INFORMATION SUPPLIED:
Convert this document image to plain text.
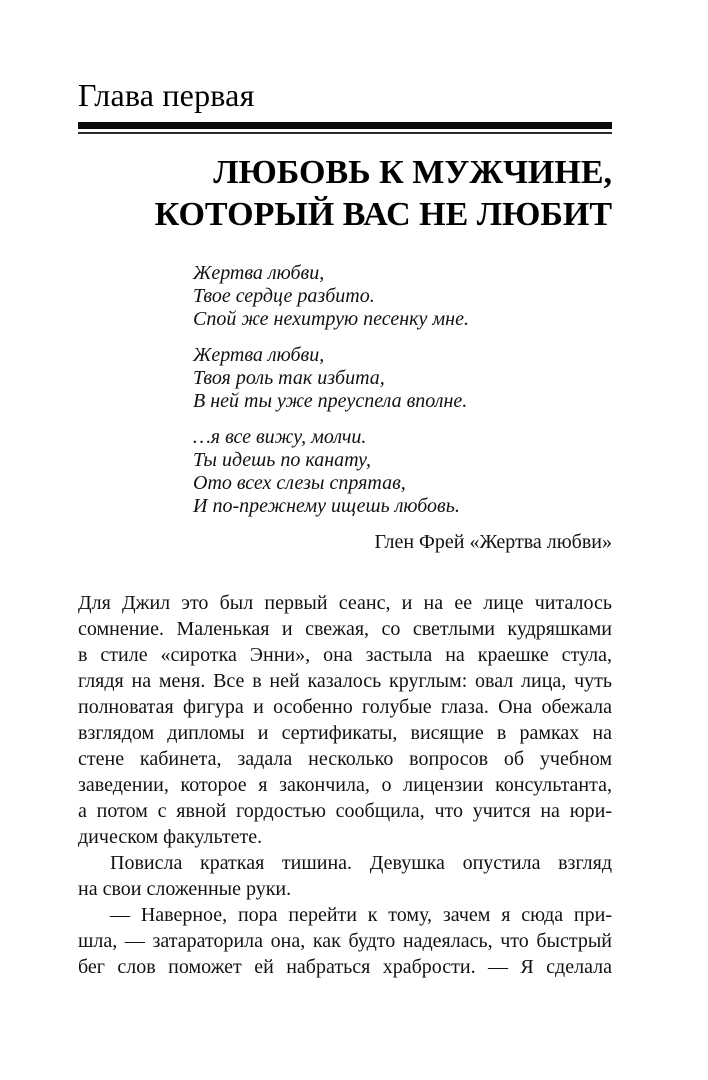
Глава первая
ЛЮБОВЬ К МУЖЧИНЕ,
КОТОРЫЙ ВАС НЕ ЛЮБИТ
Жертва любви,
Твое сердце разбито.
Спой же нехитрую песенку мне.
Жертва любви,
Твоя роль так избита,
В ней ты уже преуспела вполне.
…я все вижу, молчи.
Ты идешь по канату,
Ото всех слезы спрятав,
И по-прежнему ищешь любовь.
Глен Фрей «Жертва любви»
Для Джил это был первый сеанс, и на ее лице читалось
сомнение. Маленькая и свежая, со светлыми кудряшками
в стиле «сиротка Энни», она застыла на краешке стула,
глядя на меня. Все в ней казалось круглым: овал лица, чуть
полноватая фигура и особенно голубые глаза. Она обежала
взглядом дипломы и сертификаты, висящие в рамках на
стене кабинета, задала несколько вопросов об учебном
заведении, которое я закончила, о лицензии консультанта,
а потом с явной гордостью сообщила, что учится на юри-
дическом факультете.
Повисла краткая тишина. Девушка опустила взгляд
на свои сложенные руки.
— Наверное, пора перейти к тому, зачем я сюда при-
шла, — затараторила она, как будто надеялась, что быстрый
бег слов поможет ей набраться храбрости. — Я сделала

WHAT THIS TASK INVOLVES: Pictures are not part of the copy; output everything else in the records exactly.

EXERCISE OUTPUT:
Convert this document image to plain text.
Глава первая
ЛЮБОВЬ К МУЖЧИНЕ,
КОТОРЫЙ ВАС НЕ ЛЮБИТ
Жертва любви,
Твое сердце разбито.
Спой же нехитрую песенку мне.
Жертва любви,
Твоя роль так избита,
В ней ты уже преуспела вполне.
…я все вижу, молчи.
Ты идешь по канату,
Ото всех слезы спрятав,
И по-прежнему ищешь любовь.
Глен Фрей «Жертва любви»
Для Джил это был первый сеанс, и на ее лице читалось
сомнение. Маленькая и свежая, со светлыми кудряшками
в стиле «сиротка Энни», она застыла на краешке стула,
глядя на меня. Все в ней казалось круглым: овал лица, чуть
полноватая фигура и особенно голубые глаза. Она обежала
взглядом дипломы и сертификаты, висящие в рамках на
стене кабинета, задала несколько вопросов об учебном
заведении, которое я закончила, о лицензии консультанта,
а потом с явной гордостью сообщила, что учится на юри-
дическом факультете.
Повисла краткая тишина. Девушка опустила взгляд
на свои сложенные руки.
— Наверное, пора перейти к тому, зачем я сюда при-
шла, — затараторила она, как будто надеялась, что быстрый
бег слов поможет ей набраться храбрости. — Я сделала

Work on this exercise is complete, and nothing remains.